» **TASK TO COMPLETE**: Every line that holds "span" should be shown.

Collected data entries
+---+

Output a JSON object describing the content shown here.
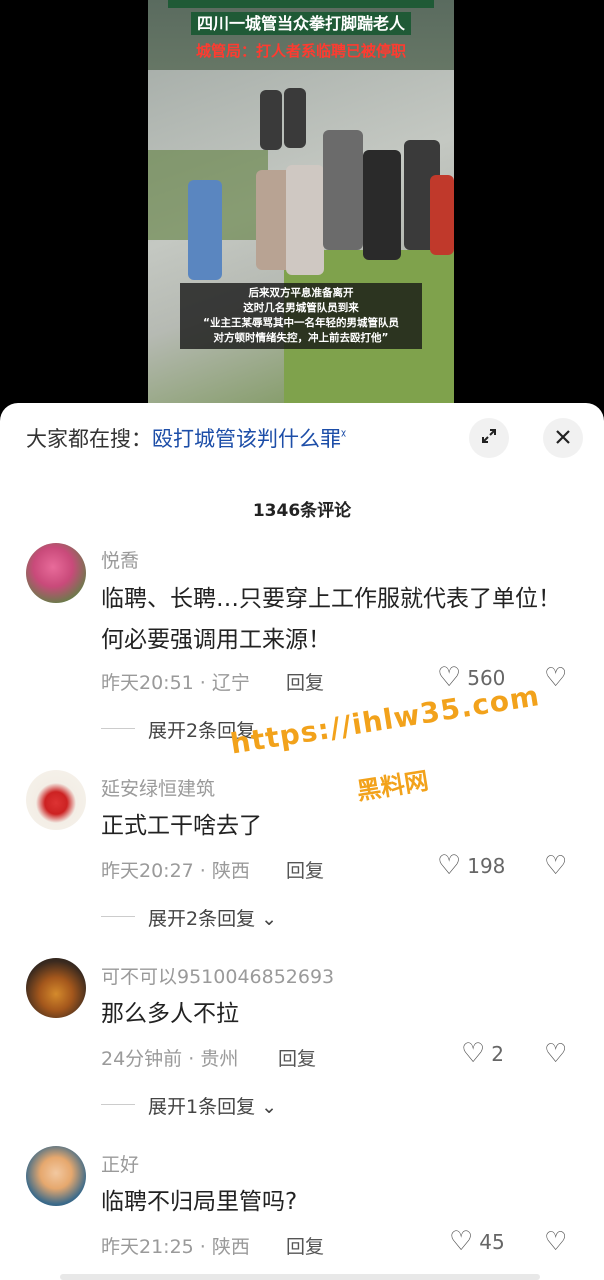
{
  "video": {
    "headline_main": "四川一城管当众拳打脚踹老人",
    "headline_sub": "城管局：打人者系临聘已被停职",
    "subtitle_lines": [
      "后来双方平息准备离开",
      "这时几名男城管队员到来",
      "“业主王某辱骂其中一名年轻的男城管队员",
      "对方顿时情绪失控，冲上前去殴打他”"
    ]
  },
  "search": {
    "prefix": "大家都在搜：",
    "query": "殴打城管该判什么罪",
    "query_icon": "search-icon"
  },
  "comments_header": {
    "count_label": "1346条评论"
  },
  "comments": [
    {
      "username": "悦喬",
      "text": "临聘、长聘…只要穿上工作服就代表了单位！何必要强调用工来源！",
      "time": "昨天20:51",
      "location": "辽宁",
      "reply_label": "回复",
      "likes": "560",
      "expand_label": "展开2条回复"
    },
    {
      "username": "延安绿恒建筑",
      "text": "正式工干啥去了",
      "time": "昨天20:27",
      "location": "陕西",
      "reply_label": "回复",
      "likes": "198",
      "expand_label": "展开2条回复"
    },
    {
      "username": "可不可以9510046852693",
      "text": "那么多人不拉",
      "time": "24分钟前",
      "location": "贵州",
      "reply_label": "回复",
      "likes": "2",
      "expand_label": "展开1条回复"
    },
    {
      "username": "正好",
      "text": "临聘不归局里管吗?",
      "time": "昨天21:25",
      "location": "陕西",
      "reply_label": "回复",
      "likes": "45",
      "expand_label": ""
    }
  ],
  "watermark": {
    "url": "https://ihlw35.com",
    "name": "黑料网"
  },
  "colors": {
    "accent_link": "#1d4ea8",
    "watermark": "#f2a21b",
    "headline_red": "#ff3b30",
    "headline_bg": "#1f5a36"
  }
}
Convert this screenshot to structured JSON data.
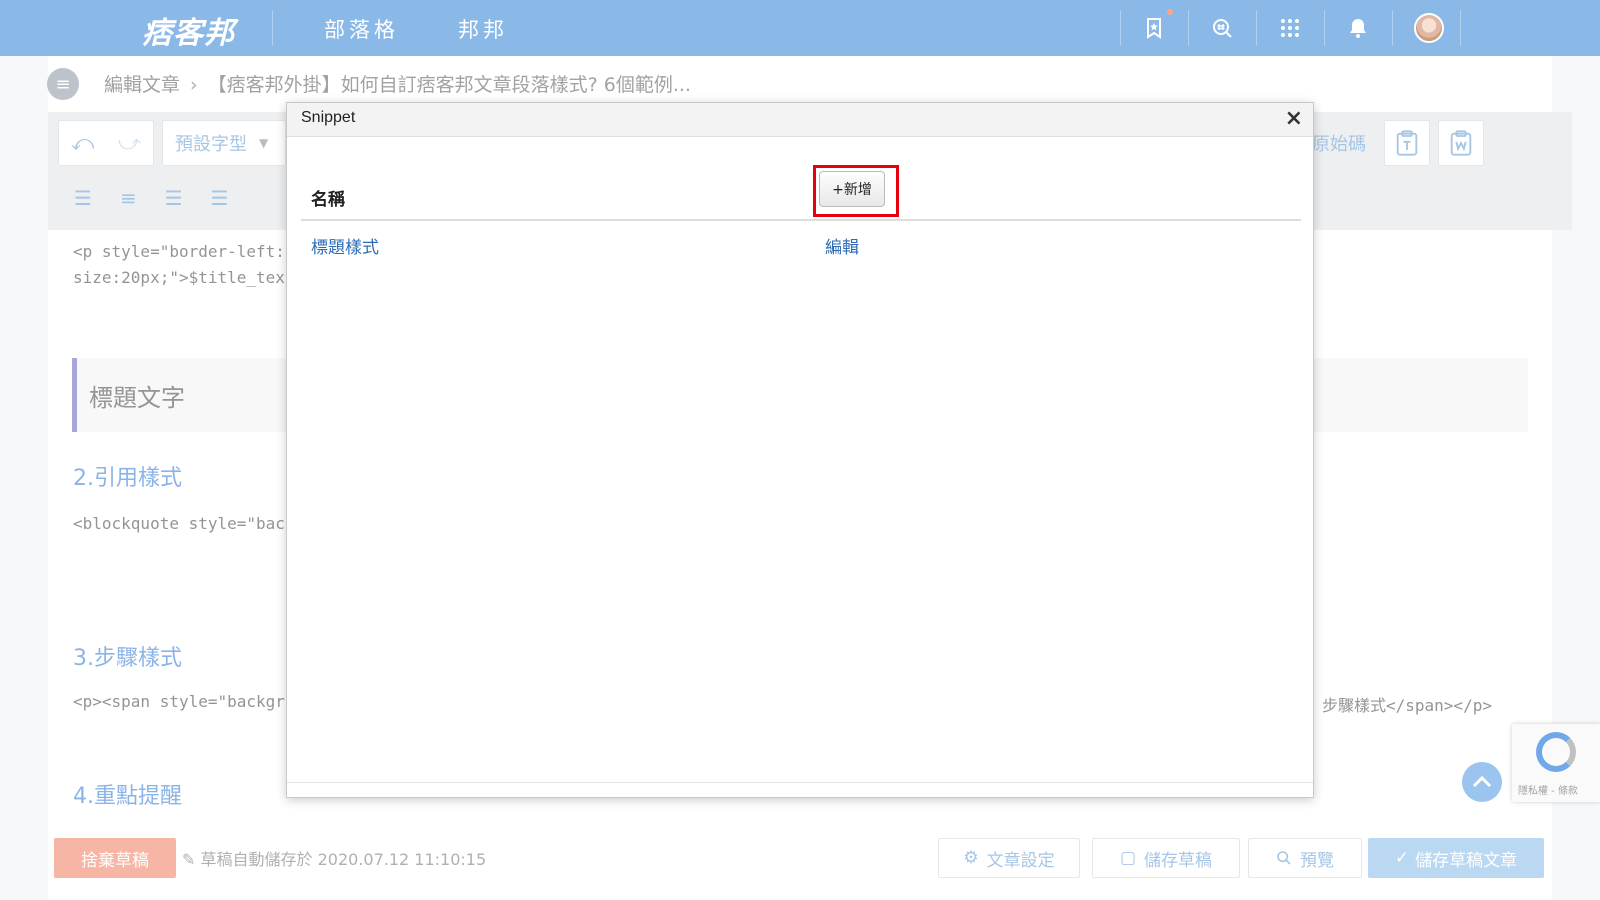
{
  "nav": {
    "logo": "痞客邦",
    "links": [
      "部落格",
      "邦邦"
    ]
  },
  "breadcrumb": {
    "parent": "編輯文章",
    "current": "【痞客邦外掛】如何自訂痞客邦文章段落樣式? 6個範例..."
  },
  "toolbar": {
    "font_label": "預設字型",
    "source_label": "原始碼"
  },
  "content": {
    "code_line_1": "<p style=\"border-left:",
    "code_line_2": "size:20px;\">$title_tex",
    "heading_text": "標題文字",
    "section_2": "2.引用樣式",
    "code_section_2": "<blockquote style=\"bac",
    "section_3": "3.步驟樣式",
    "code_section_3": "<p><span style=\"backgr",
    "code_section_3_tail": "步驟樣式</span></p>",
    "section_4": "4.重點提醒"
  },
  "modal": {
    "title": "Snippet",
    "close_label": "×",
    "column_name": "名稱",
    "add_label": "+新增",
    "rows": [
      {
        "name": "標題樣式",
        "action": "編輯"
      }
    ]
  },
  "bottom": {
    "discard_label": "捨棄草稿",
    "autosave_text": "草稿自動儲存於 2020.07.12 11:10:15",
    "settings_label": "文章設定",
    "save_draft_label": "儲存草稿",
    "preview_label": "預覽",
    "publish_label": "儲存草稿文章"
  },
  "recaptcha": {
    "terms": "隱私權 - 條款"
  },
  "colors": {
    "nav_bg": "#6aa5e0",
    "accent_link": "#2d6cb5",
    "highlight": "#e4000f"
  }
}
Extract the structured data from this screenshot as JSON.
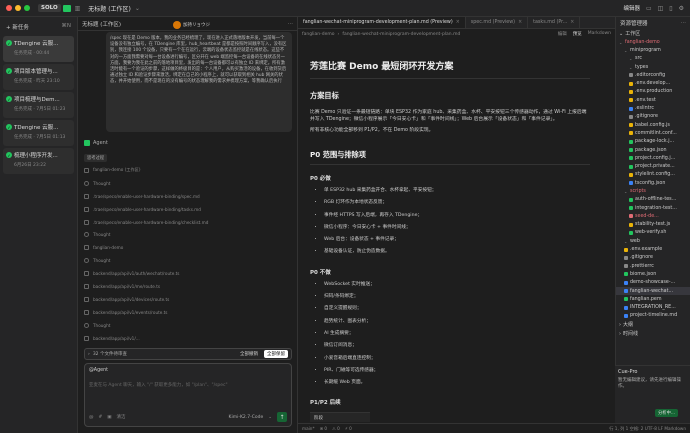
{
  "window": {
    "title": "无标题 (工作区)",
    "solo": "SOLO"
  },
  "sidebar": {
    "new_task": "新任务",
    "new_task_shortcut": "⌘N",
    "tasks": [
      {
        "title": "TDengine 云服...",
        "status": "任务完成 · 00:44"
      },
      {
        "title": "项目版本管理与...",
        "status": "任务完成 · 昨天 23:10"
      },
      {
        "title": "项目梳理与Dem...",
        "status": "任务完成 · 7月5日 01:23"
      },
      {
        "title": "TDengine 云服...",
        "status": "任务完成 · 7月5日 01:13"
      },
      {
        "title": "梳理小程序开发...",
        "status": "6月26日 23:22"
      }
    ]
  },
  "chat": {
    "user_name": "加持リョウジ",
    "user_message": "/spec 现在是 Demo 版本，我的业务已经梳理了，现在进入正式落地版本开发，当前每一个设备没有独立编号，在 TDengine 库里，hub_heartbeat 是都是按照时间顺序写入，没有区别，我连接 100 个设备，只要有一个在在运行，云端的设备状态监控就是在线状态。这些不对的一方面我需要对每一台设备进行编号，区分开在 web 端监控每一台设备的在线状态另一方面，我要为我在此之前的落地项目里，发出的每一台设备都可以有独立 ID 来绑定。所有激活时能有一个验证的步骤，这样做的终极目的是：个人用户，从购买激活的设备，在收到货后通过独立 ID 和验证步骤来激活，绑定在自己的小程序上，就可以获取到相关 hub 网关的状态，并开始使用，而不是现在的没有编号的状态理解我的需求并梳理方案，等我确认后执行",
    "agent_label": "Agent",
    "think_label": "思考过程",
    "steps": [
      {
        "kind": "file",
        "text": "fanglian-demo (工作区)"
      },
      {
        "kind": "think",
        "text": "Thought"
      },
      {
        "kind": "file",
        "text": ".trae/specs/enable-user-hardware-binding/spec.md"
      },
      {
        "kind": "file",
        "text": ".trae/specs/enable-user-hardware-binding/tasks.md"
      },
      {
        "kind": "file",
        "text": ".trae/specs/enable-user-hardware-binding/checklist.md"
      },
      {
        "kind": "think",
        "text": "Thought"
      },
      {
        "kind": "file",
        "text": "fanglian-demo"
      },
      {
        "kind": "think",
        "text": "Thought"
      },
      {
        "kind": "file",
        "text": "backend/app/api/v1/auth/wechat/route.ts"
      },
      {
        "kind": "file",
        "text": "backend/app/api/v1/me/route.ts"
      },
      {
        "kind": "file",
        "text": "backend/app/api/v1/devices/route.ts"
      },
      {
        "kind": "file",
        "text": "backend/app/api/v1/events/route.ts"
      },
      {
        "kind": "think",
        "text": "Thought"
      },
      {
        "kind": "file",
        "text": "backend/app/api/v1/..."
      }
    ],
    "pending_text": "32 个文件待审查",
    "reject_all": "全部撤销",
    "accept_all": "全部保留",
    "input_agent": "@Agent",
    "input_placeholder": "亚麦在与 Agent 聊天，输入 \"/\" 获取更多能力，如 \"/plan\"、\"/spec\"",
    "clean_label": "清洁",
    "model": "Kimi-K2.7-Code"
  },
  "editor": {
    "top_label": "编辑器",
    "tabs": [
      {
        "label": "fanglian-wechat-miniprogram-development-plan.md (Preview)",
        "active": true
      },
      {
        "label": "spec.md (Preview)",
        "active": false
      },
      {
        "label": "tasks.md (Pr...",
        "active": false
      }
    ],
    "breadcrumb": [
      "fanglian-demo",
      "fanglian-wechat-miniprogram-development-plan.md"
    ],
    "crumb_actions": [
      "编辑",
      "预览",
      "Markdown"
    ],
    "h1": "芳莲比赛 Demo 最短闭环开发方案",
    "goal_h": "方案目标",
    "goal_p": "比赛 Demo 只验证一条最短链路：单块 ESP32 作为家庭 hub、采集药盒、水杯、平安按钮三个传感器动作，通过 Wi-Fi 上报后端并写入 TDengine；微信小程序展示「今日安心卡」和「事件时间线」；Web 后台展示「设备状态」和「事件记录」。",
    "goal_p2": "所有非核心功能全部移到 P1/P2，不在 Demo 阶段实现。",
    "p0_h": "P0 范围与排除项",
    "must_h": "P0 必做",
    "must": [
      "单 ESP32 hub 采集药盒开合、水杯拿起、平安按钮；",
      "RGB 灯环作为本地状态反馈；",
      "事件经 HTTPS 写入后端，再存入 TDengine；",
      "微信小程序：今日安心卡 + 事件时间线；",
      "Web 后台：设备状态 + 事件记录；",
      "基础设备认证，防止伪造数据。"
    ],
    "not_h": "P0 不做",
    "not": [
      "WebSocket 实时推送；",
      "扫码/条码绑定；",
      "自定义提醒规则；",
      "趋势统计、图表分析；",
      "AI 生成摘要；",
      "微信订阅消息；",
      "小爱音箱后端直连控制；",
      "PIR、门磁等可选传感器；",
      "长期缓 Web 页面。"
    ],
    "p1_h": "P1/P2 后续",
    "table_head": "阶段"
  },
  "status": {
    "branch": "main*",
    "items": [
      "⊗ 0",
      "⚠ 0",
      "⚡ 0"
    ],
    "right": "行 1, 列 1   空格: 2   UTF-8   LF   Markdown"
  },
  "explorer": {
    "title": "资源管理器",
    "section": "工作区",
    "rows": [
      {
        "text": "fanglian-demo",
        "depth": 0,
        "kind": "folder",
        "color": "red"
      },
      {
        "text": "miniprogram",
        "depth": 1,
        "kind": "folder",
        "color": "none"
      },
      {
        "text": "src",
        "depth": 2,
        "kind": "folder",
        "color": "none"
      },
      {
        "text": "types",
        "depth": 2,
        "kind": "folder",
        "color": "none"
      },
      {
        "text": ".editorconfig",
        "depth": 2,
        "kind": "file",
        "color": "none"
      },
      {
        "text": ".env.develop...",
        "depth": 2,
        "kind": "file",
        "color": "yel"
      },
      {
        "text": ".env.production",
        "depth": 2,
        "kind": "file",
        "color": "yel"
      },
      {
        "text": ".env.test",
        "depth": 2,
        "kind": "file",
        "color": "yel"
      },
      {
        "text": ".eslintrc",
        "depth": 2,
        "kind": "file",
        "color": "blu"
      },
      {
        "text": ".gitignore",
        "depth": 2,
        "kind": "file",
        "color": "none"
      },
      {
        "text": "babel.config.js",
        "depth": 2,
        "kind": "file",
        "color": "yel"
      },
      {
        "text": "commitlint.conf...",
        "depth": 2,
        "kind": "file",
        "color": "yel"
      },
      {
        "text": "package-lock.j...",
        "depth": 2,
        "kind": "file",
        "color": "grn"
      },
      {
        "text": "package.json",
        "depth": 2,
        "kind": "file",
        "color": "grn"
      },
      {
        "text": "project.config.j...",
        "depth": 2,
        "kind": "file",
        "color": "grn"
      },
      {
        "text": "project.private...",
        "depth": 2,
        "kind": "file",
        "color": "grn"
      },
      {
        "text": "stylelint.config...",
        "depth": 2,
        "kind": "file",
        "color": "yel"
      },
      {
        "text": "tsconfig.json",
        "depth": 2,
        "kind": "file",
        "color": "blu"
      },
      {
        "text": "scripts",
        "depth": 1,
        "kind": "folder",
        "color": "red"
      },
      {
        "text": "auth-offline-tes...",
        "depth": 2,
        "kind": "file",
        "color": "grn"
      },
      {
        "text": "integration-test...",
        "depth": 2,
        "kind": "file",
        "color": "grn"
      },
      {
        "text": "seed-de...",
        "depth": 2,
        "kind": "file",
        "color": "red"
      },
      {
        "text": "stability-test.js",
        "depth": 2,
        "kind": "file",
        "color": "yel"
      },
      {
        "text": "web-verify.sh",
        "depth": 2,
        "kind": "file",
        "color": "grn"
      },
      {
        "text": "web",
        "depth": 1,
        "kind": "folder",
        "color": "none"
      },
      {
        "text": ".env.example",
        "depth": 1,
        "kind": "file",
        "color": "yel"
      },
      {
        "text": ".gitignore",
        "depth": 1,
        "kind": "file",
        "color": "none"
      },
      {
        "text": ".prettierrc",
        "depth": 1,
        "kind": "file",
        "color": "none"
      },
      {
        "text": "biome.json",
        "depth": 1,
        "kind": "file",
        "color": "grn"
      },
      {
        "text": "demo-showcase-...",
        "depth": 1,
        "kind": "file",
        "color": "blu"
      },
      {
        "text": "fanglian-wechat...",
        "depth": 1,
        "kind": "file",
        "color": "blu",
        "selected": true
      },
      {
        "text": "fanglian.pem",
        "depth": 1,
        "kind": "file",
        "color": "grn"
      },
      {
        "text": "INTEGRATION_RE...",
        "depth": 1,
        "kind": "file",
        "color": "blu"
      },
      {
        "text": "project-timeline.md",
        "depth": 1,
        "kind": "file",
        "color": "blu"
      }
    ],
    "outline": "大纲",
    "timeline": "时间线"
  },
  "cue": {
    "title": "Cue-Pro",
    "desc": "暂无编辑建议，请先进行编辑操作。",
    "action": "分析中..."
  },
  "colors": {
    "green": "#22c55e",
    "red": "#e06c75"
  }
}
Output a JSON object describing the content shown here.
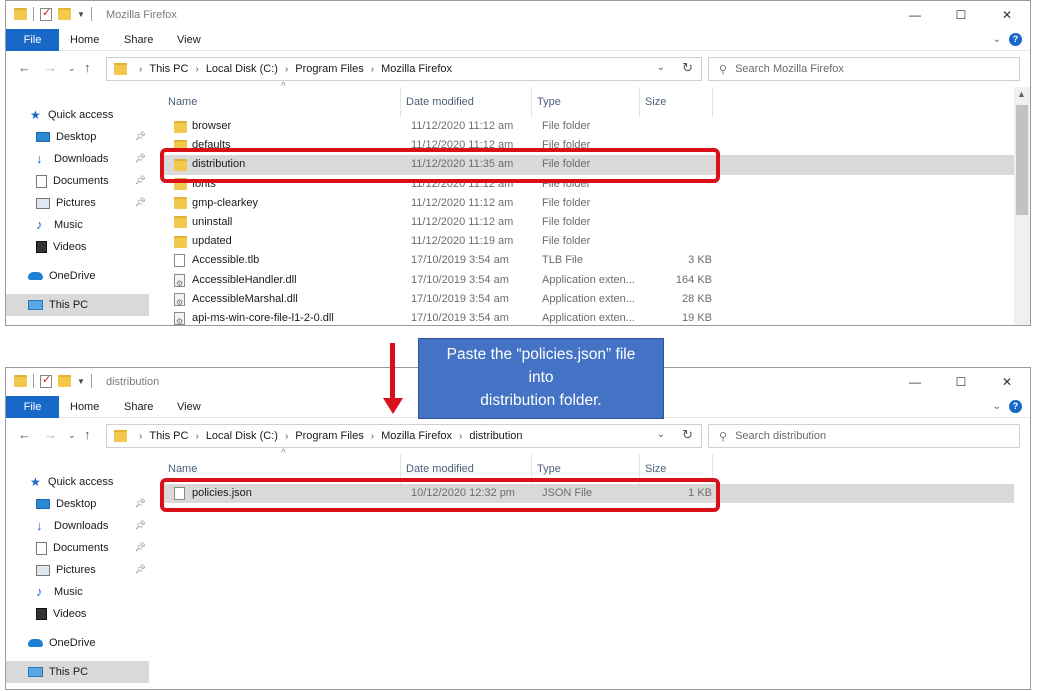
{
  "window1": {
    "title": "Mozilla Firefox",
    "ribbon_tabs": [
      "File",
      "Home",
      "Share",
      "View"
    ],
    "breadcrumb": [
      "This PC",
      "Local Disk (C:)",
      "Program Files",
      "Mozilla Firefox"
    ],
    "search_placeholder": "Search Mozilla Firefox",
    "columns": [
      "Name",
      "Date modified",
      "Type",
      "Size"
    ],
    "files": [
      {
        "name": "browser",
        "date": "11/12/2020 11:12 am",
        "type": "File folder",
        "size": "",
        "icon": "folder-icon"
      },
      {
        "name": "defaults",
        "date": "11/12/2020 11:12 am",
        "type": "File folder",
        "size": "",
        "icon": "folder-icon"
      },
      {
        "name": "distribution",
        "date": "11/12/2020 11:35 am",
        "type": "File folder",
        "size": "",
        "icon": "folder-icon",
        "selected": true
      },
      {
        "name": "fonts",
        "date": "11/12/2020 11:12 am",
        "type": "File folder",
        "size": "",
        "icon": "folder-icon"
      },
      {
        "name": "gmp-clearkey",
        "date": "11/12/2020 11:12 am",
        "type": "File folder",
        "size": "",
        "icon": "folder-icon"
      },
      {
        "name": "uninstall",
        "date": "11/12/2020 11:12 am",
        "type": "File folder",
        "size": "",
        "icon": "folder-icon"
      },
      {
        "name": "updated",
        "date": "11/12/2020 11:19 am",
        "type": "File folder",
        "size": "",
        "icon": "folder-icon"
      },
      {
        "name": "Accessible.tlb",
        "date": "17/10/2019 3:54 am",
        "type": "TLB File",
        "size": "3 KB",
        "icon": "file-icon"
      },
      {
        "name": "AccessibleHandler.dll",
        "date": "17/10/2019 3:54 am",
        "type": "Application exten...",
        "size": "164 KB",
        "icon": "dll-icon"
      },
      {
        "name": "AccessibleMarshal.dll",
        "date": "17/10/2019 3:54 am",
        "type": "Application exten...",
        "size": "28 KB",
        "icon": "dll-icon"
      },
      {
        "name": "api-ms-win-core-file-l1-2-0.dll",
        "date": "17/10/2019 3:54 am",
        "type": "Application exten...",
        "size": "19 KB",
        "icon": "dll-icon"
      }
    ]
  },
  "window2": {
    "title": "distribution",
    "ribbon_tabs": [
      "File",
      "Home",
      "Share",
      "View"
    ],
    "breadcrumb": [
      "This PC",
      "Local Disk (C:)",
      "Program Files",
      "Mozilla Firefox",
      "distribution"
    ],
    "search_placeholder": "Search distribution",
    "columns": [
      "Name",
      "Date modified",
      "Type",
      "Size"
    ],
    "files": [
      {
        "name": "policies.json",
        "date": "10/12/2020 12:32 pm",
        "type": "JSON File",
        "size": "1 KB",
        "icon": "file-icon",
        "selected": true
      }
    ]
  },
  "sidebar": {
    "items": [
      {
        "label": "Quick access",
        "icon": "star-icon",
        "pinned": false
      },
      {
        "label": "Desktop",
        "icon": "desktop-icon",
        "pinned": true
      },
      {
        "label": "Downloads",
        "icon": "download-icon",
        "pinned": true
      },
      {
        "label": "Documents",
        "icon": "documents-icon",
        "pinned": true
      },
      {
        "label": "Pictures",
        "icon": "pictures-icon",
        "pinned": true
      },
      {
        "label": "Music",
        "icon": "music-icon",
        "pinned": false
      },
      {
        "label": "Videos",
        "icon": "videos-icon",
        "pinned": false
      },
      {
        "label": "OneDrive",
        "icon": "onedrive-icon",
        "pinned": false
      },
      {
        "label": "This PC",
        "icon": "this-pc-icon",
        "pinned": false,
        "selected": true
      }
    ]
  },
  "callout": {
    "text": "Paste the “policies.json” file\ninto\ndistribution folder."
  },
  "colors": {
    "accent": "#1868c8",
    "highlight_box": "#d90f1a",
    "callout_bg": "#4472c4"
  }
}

+---+

» **OUTPUT OF THE TASK**:
    "code_section_3": "<p><span style=\"backgr",
    "code_section_3_tail": "步驟樣式</span></p>",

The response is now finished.